● **Wat je doet**
Neem de regels vanaf het begin van de gegevens tot en met de regel met "boot-group [434,45,555,448]" ongewijzigd over.

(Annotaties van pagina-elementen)
..............................

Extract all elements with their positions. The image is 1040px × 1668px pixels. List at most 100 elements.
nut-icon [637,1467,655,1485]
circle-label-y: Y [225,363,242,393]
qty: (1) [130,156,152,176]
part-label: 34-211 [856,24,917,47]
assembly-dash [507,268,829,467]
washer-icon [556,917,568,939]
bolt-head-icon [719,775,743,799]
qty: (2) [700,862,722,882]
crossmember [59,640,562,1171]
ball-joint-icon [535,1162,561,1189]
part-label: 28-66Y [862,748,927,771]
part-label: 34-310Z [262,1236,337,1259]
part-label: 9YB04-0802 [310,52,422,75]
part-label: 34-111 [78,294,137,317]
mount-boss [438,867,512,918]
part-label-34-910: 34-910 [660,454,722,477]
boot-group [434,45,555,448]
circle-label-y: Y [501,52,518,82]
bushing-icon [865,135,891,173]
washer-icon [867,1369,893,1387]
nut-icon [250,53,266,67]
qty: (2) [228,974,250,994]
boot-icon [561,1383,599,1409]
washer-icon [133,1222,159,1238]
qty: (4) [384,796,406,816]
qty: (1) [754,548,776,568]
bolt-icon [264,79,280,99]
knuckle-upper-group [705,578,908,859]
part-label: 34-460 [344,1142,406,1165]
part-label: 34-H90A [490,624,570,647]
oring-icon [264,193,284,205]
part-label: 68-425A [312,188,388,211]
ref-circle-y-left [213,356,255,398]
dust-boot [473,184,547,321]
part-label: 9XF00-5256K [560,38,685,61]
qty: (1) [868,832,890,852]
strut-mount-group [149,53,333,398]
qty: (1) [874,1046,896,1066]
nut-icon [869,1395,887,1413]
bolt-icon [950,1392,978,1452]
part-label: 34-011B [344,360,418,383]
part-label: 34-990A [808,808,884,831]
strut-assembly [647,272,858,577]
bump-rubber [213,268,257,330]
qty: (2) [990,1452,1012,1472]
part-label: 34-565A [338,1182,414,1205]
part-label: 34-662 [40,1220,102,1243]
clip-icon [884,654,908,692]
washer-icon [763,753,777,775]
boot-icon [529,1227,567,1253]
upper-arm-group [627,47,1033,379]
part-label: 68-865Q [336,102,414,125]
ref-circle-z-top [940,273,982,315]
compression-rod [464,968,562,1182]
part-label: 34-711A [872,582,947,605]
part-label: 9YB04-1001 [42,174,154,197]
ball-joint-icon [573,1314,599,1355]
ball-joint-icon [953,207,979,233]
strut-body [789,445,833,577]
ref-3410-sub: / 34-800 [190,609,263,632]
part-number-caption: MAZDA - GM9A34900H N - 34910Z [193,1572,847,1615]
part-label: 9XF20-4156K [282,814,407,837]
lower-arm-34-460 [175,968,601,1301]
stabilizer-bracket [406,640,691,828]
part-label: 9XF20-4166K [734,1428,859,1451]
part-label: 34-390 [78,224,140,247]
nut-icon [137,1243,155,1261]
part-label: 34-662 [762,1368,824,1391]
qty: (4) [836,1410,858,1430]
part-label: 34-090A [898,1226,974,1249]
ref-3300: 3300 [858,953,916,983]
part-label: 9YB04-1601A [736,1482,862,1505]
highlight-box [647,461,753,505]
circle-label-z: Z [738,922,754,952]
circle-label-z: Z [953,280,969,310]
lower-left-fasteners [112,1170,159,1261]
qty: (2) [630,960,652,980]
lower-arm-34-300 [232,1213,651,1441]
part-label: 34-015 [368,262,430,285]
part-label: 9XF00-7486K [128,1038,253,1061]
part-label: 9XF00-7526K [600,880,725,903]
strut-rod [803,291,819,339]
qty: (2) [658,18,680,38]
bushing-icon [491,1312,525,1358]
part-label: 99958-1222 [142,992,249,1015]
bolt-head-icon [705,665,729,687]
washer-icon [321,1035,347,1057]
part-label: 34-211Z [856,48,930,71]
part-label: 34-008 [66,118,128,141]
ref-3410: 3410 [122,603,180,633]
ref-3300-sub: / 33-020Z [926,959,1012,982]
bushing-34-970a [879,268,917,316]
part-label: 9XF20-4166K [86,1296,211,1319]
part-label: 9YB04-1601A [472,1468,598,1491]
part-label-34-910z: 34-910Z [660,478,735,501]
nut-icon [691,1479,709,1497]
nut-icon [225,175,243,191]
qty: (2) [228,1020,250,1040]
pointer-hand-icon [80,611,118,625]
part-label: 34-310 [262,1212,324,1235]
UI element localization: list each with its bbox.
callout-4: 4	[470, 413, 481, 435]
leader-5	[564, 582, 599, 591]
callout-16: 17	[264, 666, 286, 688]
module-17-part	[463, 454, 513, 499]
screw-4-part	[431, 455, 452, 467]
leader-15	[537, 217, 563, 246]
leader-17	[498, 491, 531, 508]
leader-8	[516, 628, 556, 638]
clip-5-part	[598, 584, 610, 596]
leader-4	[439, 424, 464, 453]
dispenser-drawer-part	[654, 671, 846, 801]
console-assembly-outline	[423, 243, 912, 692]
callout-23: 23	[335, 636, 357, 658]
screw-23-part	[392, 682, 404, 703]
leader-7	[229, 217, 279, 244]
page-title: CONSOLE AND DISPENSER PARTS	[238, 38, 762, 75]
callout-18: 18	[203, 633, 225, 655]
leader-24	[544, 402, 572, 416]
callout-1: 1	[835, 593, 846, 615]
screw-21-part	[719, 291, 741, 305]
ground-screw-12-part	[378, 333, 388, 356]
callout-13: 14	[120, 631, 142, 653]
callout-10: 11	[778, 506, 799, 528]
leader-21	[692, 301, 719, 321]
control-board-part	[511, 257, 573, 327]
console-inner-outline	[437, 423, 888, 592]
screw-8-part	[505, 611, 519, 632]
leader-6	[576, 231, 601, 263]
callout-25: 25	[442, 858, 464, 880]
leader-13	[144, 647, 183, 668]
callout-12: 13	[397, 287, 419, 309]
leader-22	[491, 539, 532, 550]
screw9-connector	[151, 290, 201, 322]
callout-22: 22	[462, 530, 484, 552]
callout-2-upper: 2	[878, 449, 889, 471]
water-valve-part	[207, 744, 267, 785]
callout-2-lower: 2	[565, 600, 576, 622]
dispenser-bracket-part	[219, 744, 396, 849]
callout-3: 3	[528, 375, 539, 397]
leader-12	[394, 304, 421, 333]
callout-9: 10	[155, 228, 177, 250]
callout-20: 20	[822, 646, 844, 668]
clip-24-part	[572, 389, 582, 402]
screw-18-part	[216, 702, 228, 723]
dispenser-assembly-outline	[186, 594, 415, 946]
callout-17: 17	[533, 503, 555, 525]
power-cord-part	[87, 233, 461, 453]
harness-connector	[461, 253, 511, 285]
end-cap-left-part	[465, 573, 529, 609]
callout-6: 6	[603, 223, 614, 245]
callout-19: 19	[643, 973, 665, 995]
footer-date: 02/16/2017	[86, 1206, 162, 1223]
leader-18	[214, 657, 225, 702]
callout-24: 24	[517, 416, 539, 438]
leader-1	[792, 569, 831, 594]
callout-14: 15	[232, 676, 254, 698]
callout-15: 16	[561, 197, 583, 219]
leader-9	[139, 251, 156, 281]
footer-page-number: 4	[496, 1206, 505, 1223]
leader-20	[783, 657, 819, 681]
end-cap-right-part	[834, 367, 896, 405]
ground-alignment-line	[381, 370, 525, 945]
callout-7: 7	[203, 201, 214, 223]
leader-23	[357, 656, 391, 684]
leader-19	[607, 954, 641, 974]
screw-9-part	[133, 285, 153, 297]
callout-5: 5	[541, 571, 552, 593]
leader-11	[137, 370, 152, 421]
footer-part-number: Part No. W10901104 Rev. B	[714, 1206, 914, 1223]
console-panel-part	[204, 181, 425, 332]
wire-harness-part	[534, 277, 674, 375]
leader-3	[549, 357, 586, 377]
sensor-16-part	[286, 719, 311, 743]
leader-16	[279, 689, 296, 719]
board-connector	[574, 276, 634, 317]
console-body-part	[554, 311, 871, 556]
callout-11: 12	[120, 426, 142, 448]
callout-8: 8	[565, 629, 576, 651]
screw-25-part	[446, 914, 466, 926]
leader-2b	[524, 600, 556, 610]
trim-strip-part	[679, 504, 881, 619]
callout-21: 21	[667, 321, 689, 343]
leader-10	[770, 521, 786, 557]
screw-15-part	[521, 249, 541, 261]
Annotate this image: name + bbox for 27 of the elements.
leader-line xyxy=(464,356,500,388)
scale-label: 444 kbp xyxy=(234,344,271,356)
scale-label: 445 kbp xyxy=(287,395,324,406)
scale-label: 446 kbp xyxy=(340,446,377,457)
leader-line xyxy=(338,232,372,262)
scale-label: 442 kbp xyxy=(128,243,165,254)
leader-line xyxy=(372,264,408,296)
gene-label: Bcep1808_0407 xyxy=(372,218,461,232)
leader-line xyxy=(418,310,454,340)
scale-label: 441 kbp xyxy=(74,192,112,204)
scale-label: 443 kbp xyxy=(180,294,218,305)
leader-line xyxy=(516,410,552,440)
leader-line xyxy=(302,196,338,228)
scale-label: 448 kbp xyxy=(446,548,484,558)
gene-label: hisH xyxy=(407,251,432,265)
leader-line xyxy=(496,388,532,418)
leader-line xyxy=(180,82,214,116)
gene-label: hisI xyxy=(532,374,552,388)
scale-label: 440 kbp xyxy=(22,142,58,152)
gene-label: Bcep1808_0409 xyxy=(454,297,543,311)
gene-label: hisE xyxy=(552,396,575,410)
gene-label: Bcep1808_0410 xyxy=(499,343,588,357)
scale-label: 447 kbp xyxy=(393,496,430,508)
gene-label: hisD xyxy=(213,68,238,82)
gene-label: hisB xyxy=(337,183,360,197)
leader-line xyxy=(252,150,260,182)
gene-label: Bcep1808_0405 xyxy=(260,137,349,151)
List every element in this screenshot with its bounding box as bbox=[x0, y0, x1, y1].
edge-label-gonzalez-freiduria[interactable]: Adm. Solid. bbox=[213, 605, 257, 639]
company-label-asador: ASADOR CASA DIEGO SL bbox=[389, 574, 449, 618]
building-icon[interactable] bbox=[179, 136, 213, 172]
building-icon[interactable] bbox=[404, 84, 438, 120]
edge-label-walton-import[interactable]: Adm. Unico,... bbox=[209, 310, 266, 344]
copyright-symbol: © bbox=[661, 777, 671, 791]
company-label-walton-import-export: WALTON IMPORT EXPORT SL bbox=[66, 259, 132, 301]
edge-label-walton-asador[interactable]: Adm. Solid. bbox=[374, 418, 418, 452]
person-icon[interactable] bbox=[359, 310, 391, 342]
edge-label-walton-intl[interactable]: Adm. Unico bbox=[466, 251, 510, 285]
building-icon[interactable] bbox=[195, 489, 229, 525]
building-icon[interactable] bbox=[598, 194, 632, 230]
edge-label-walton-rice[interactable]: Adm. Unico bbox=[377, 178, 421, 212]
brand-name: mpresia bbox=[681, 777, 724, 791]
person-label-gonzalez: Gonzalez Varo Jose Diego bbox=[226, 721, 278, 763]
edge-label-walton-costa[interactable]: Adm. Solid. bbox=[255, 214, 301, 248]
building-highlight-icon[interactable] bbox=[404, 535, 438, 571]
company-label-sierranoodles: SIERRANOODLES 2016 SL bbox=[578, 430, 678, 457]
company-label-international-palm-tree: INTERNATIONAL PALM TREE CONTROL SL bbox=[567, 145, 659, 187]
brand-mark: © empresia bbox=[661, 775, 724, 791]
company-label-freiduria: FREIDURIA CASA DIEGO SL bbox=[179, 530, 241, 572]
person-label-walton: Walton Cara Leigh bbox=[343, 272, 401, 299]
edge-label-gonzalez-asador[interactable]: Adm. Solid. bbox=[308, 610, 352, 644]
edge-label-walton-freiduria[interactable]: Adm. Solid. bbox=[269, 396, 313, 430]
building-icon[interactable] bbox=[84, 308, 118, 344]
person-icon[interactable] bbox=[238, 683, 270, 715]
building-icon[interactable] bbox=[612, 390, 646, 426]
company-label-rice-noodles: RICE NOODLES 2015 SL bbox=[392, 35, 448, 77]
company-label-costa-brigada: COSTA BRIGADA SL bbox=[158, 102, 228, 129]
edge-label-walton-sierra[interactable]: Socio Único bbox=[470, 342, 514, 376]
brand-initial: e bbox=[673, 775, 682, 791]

..............................

● **Het resultaat**
Extract all elements with their positions. The image is 1040px × 1668px pixels. List at most 100 elements.
nut-icon [637,1467,655,1485]
circle-label-y: Y [225,363,242,393]
qty: (1) [130,156,152,176]
part-label: 34-211 [856,24,917,47]
assembly-dash [507,268,829,467]
washer-icon [556,917,568,939]
bolt-head-icon [719,775,743,799]
qty: (2) [700,862,722,882]
crossmember [59,640,562,1171]
ball-joint-icon [535,1162,561,1189]
part-label: 28-66Y [862,748,927,771]
part-label: 34-310Z [262,1236,337,1259]
part-label: 9YB04-0802 [310,52,422,75]
part-label: 34-111 [78,294,137,317]
mount-boss [438,867,512,918]
part-label-34-910: 34-910 [660,454,722,477]
boot-group [434,45,555,448]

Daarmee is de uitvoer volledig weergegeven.